■ Directions for this task: Select every line holding the word "genérico" and copy it.

■ Data supplied:

______________________________

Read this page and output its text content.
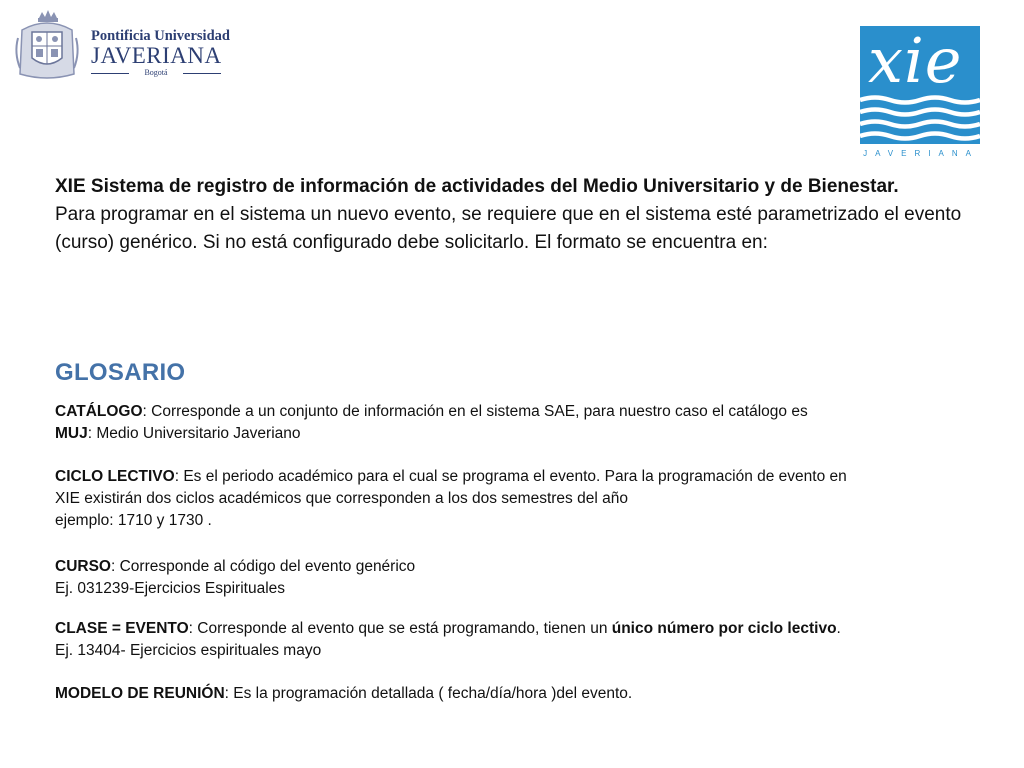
Pontificia Universidad
JAVERIANA
Bogotá	xie
JAVERIANA
XIE Sistema de registro de información de actividades del Medio Universitario y de Bienestar.
Para programar en el sistema un nuevo evento, se requiere que en el sistema esté parametrizado el evento (curso) genérico. Si no está configurado debe solicitarlo. El formato se encuentra en:
GLOSARIO
CATÁLOGO: Corresponde a un conjunto de información en el sistema SAE, para nuestro caso el catálogo es
MUJ: Medio Universitario Javeriano
CICLO LECTIVO: Es el periodo académico para el cual se programa el evento. Para la programación de evento en
XIE existirán dos ciclos académicos que corresponden a los dos semestres del año
ejemplo: 1710 y 1730 .
CURSO: Corresponde al código del evento genérico
Ej. 031239-Ejercicios Espirituales
CLASE = EVENTO: Corresponde al evento que se está programando, tienen un único número por ciclo lectivo.
Ej. 13404- Ejercicios espirituales mayo
MODELO DE REUNIÓN: Es la programación detallada ( fecha/día/hora )del evento.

______________________________

■ Task solution:
Para programar en el sistema un nuevo evento, se requiere que en el sistema esté parametrizado el evento (curso) genérico. Si no está configurado debe solicitarlo. El formato se encuentra en:
CURSO: Corresponde al código del evento genérico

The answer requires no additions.